→ **Requirement**
From the listing below, select every line where the word "title" appears.

→ **Information provided**
--------
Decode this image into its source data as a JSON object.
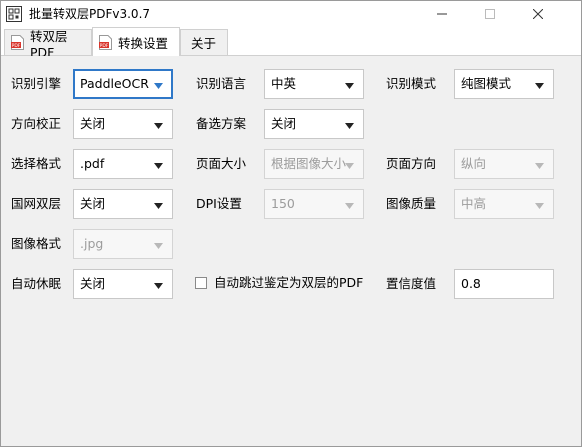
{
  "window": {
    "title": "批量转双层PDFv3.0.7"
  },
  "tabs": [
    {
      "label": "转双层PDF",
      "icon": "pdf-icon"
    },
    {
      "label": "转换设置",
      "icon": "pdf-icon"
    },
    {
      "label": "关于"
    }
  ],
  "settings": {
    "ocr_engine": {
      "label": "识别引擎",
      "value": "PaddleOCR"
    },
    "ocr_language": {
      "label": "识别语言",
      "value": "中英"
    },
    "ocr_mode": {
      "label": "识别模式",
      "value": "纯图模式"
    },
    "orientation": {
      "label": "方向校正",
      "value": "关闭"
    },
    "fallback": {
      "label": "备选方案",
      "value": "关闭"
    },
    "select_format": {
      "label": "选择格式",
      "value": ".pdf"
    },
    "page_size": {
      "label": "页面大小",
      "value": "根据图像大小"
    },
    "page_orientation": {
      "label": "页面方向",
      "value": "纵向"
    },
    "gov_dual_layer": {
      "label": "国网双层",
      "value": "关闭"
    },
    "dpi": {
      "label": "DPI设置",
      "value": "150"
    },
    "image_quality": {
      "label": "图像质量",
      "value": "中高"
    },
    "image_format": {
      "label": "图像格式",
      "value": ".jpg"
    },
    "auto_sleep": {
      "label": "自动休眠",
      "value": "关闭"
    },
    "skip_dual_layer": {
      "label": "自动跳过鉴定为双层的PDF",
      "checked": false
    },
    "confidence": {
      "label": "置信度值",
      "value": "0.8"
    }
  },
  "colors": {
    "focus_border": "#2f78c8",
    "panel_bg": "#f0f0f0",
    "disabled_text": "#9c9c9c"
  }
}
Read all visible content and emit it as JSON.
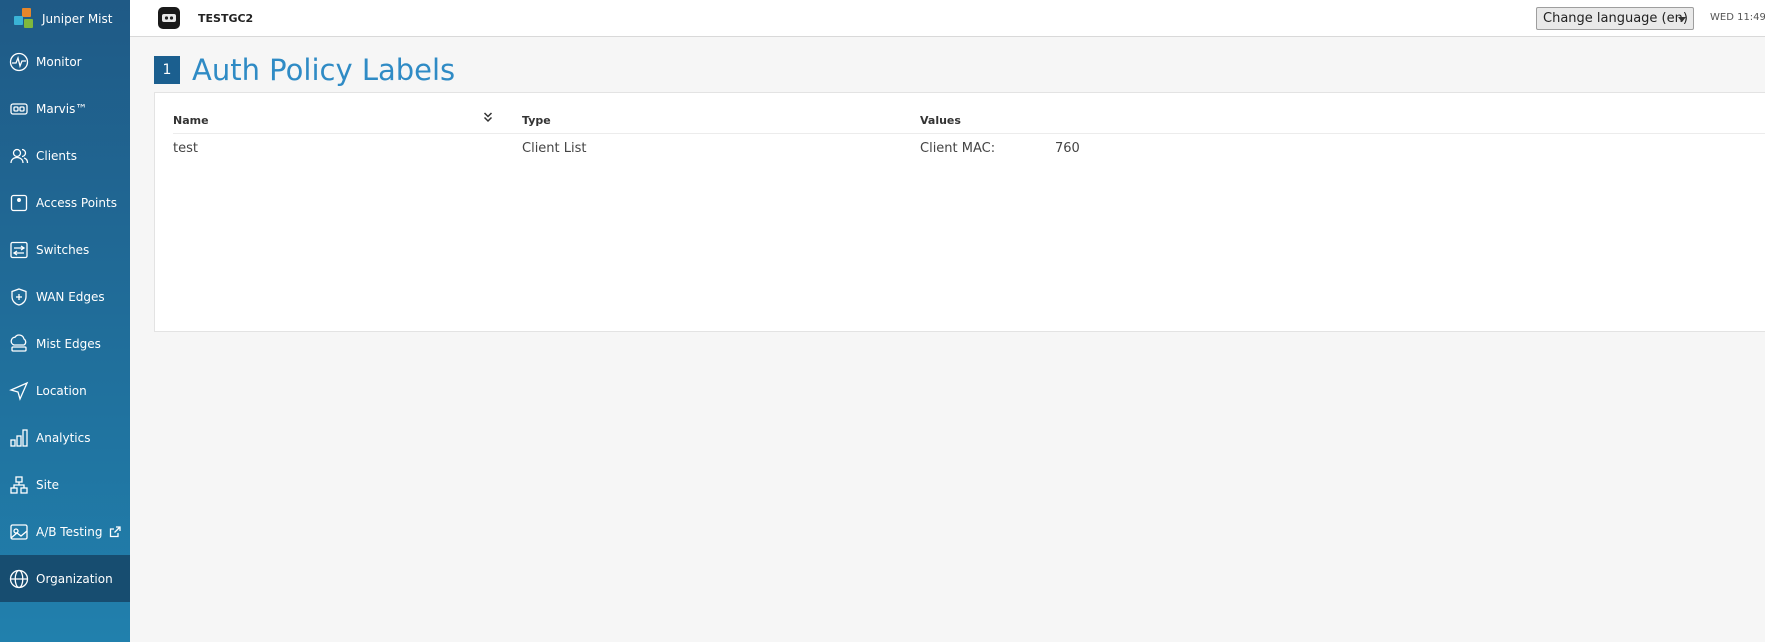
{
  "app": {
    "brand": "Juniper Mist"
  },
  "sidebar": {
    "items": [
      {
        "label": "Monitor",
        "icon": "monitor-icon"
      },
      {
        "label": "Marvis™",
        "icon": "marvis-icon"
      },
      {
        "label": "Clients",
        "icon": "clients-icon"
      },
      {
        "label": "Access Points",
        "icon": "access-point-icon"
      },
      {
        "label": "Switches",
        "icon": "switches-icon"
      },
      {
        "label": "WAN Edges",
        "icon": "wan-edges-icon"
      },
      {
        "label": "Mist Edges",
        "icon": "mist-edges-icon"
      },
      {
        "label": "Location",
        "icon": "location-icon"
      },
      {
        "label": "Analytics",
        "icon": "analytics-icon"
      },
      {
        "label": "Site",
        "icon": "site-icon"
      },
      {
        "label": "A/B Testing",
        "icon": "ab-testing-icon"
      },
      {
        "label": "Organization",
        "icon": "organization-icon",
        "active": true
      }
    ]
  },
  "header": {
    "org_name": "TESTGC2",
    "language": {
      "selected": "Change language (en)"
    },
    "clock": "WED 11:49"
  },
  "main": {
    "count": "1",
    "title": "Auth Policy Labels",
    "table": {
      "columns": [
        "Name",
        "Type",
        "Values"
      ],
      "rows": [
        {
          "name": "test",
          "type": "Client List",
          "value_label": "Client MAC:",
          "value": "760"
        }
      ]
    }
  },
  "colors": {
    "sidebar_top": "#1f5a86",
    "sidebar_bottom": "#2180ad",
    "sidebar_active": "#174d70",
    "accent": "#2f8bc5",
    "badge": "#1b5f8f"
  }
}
--------
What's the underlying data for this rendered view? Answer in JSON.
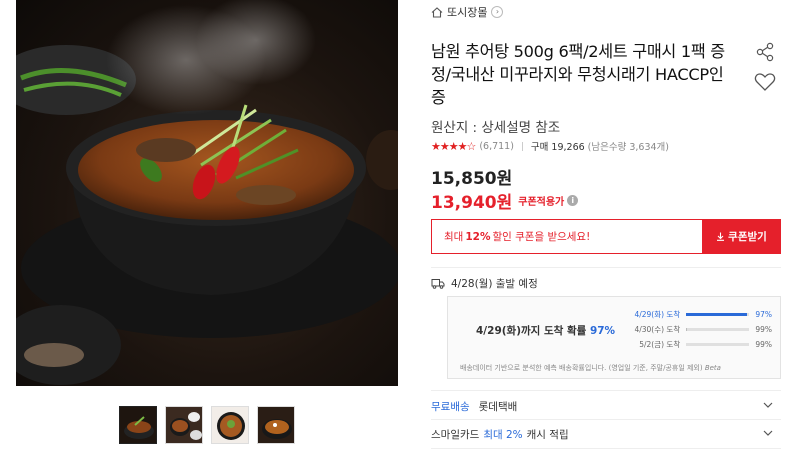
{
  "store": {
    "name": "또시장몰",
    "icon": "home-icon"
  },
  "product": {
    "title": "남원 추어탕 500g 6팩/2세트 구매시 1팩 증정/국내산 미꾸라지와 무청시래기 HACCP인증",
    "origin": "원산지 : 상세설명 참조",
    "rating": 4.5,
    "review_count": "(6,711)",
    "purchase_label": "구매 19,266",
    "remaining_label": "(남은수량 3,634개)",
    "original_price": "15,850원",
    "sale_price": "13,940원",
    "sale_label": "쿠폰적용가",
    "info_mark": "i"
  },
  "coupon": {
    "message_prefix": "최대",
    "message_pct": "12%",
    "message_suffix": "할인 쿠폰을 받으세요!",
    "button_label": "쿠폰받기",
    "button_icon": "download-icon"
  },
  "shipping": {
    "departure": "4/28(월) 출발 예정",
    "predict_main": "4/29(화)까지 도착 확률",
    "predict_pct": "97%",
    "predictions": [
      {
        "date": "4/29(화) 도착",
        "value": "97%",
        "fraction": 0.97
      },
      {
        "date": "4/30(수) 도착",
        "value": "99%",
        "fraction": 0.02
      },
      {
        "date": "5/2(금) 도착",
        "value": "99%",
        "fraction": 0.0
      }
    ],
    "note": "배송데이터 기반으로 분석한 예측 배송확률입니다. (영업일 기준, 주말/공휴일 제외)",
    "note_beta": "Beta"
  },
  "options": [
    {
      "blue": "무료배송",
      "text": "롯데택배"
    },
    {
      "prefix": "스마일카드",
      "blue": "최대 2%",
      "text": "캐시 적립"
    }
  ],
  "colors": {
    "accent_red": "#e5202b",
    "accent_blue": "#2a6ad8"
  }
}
--------
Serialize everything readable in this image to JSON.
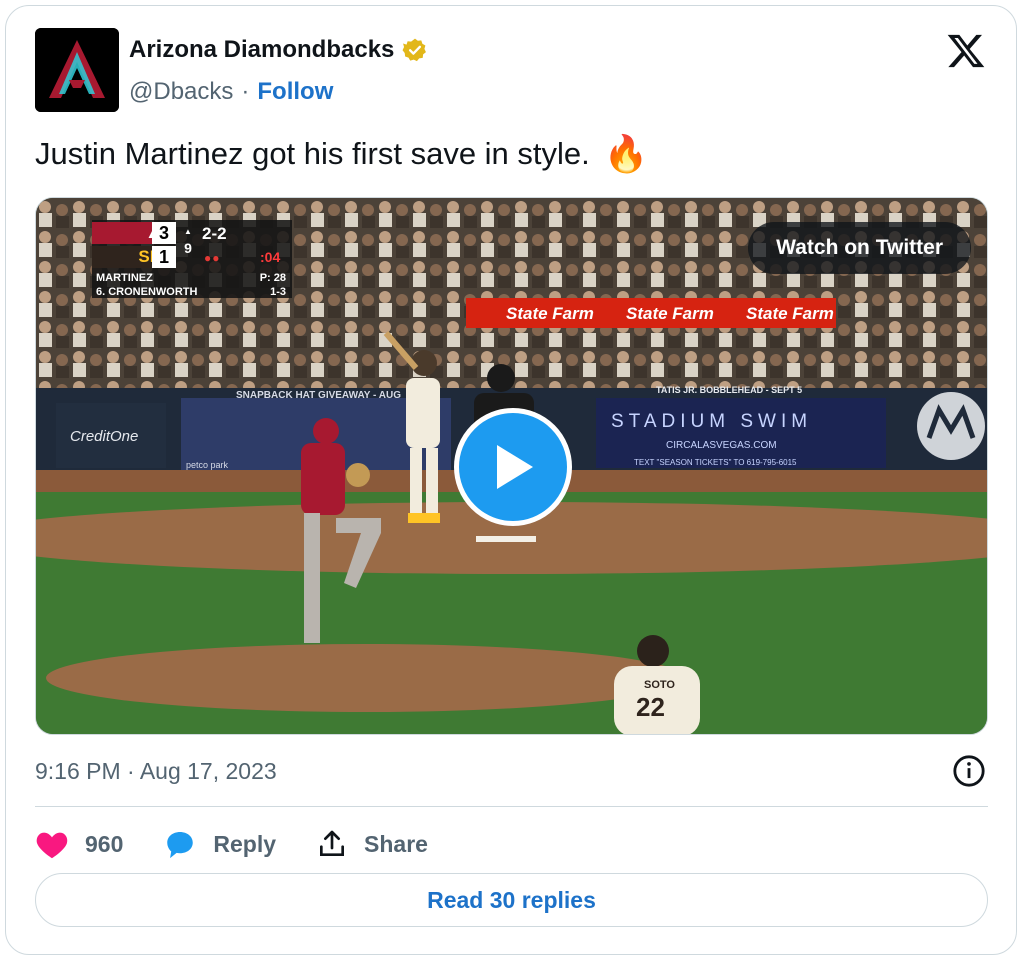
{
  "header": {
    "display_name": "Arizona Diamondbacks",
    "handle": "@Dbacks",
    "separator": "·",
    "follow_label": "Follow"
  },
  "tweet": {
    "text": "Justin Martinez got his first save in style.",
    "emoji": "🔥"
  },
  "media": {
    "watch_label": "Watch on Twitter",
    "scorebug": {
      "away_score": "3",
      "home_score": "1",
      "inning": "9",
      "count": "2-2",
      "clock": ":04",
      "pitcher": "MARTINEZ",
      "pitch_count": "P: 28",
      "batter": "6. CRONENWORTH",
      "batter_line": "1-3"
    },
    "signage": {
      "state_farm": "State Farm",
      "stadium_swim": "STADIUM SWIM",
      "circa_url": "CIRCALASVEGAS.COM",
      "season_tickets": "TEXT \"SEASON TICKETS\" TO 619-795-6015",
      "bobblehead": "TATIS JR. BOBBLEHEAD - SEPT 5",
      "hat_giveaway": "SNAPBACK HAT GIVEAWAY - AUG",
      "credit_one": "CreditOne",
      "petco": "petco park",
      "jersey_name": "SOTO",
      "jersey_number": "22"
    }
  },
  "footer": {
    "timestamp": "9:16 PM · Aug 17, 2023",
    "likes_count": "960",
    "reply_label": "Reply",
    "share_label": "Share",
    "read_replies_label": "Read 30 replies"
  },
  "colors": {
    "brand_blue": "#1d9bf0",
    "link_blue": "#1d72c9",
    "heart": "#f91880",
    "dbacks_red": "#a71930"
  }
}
--------
→ **Exercise output**
    "title": "批量转双层PDFv3.0.7"
    "title": "Auth Policy Labels",
    "title": "남원 추어탕 500g 6팩/2세트 구매시 1팩 증정/국내산 미꾸라지와 무청시래기 HACCP인증",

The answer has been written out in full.